Quote all of the data exactly as given. Skip every picture it contains.

## Start Exercise material

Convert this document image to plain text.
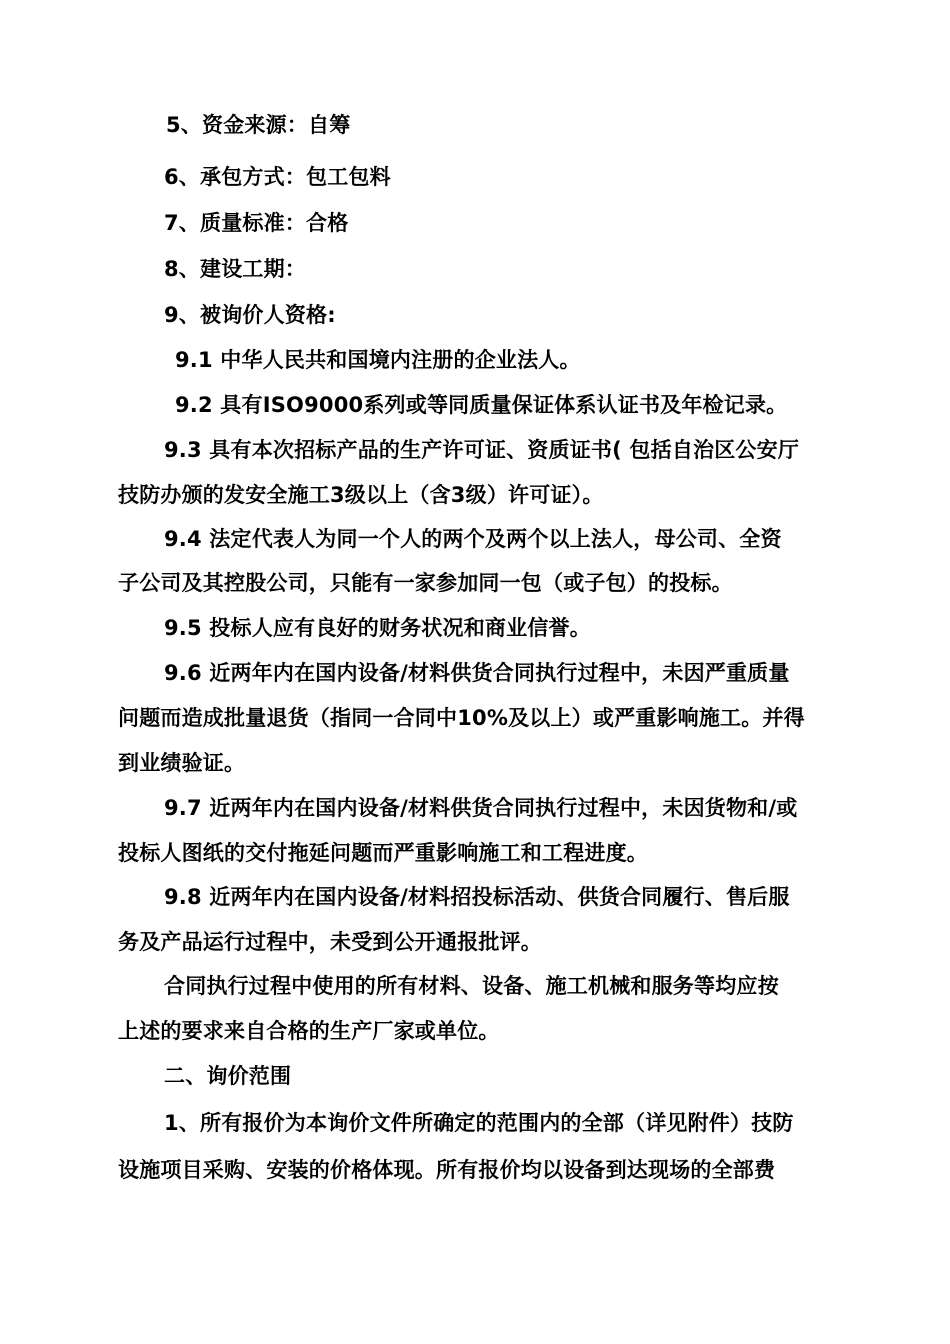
5、资金来源：自筹
6、承包方式：包工包料
7、质量标准：合格
8、建设工期：
9、被询价人资格:
9.1 中华人民共和国境内注册的企业法人。
9.2 具有ISO9000系列或等同质量保证体系认证书及年检记录。
9.3 具有本次招标产品的生产许可证、资质证书( 包括自治区公安厅
技防办颁的发安全施工3级以上（含3级）许可证）。
9.4 法定代表人为同一个人的两个及两个以上法人，母公司、全资
子公司及其控股公司，只能有一家参加同一包（或子包）的投标。
9.5 投标人应有良好的财务状况和商业信誉。
9.6 近两年内在国内设备/材料供货合同执行过程中，未因严重质量
问题而造成批量退货（指同一合同中10%及以上）或严重影响施工。并得
到业绩验证。
9.7 近两年内在国内设备/材料供货合同执行过程中，未因货物和/或
投标人图纸的交付拖延问题而严重影响施工和工程进度。
9.8 近两年内在国内设备/材料招投标活动、供货合同履行、售后服
务及产品运行过程中，未受到公开通报批评。
合同执行过程中使用的所有材料、设备、施工机械和服务等均应按
上述的要求来自合格的生产厂家或单位。
二、询价范围
1、所有报价为本询价文件所确定的范围内的全部（详见附件）技防
设施项目采购、安装的价格体现。所有报价均以设备到达现场的全部费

## End Exercise material

## Output of the task:
Convert this document image to plain text.
5、资金来源：自筹
6、承包方式：包工包料
7、质量标准：合格
8、建设工期：
9、被询价人资格:
9.1 中华人民共和国境内注册的企业法人。
9.2 具有ISO9000系列或等同质量保证体系认证书及年检记录。
9.3 具有本次招标产品的生产许可证、资质证书( 包括自治区公安厅
技防办颁的发安全施工3级以上（含3级）许可证）。
9.4 法定代表人为同一个人的两个及两个以上法人，母公司、全资
子公司及其控股公司，只能有一家参加同一包（或子包）的投标。
9.5 投标人应有良好的财务状况和商业信誉。
9.6 近两年内在国内设备/材料供货合同执行过程中，未因严重质量
问题而造成批量退货（指同一合同中10%及以上）或严重影响施工。并得
到业绩验证。
9.7 近两年内在国内设备/材料供货合同执行过程中，未因货物和/或
投标人图纸的交付拖延问题而严重影响施工和工程进度。
9.8 近两年内在国内设备/材料招投标活动、供货合同履行、售后服
务及产品运行过程中，未受到公开通报批评。
合同执行过程中使用的所有材料、设备、施工机械和服务等均应按
上述的要求来自合格的生产厂家或单位。
二、询价范围
1、所有报价为本询价文件所确定的范围内的全部（详见附件）技防
设施项目采购、安装的价格体现。所有报价均以设备到达现场的全部费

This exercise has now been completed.